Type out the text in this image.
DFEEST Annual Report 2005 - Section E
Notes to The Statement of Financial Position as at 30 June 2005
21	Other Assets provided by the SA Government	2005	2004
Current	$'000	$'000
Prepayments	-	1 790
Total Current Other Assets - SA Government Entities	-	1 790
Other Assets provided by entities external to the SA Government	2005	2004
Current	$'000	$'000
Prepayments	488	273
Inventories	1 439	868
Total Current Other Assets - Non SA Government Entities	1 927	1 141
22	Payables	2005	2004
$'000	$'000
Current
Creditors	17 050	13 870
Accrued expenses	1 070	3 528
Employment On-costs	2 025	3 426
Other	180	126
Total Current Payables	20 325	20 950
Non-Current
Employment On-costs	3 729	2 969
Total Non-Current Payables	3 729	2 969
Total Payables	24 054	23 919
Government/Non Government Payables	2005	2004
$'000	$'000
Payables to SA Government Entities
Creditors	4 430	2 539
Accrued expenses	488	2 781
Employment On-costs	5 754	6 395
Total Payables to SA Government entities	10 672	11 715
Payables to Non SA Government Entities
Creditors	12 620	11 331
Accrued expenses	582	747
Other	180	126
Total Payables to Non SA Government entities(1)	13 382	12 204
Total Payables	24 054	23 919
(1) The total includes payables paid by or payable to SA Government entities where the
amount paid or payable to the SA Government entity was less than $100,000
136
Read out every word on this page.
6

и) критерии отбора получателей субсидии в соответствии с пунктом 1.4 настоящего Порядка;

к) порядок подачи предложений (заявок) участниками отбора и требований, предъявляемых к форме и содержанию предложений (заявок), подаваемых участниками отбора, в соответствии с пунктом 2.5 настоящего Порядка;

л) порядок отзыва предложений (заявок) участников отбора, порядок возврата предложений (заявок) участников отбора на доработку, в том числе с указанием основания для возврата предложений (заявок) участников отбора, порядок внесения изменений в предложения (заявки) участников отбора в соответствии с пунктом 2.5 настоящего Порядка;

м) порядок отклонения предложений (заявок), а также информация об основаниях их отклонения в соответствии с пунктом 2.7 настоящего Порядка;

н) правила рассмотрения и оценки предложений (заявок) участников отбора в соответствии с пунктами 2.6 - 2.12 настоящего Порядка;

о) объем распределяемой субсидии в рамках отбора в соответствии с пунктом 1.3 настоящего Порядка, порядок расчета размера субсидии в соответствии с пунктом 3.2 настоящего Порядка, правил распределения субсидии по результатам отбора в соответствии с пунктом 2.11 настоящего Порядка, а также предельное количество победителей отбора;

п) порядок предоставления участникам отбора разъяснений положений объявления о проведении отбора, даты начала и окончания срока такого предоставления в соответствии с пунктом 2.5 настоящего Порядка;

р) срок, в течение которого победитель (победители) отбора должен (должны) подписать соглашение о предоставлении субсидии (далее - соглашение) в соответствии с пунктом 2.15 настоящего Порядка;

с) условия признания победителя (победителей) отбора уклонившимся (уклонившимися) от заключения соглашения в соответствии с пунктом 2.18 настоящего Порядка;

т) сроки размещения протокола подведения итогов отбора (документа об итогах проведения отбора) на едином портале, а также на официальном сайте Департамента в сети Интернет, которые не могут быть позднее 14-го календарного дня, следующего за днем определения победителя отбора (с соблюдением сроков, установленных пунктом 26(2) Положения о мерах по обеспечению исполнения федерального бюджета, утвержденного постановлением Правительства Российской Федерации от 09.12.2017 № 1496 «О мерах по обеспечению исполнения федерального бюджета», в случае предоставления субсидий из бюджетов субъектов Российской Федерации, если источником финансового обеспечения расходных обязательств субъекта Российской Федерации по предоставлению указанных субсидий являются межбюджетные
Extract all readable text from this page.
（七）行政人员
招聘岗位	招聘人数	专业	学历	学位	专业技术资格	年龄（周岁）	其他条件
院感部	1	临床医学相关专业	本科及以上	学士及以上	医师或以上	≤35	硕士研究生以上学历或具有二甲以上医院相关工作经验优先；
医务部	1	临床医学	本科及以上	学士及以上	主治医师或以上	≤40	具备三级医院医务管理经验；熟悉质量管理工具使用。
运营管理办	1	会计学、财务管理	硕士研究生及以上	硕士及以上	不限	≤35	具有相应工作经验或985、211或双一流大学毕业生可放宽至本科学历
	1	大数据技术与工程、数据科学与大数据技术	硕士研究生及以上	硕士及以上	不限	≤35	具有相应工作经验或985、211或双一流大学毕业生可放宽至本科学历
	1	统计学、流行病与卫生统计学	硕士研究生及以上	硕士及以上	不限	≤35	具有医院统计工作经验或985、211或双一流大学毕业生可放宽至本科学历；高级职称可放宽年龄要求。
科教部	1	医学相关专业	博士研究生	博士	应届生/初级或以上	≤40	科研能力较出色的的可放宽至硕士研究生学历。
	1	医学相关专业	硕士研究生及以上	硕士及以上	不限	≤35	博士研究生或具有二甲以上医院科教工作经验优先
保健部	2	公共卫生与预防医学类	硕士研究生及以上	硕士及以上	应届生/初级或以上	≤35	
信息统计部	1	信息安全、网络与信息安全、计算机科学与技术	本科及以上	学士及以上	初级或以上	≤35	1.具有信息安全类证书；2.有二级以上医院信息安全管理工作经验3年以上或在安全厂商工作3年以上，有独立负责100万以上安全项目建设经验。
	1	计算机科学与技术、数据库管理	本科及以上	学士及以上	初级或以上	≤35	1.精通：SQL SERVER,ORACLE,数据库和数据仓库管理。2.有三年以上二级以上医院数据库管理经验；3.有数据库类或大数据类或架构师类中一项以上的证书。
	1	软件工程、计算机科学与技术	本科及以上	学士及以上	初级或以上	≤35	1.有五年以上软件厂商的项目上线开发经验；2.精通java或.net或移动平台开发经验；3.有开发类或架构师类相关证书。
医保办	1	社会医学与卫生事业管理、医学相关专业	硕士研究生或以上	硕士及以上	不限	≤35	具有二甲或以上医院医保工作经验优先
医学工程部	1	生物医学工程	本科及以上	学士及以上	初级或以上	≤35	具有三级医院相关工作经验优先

* PROBLEM DESCRIPTION
Find the word "Other" in the entries, and copy every line it shows up in.

* ANSWER TO THIS EXERCISE
21	Other Assets provided by the SA Government	2005	2004
Total Current Other Assets - SA Government Entities	-	1 790
Other Assets provided by entities external to the SA Government	2005	2004
Total Current Other Assets - Non SA Government Entities	1 927	1 141
Other	180	126
Other	180	126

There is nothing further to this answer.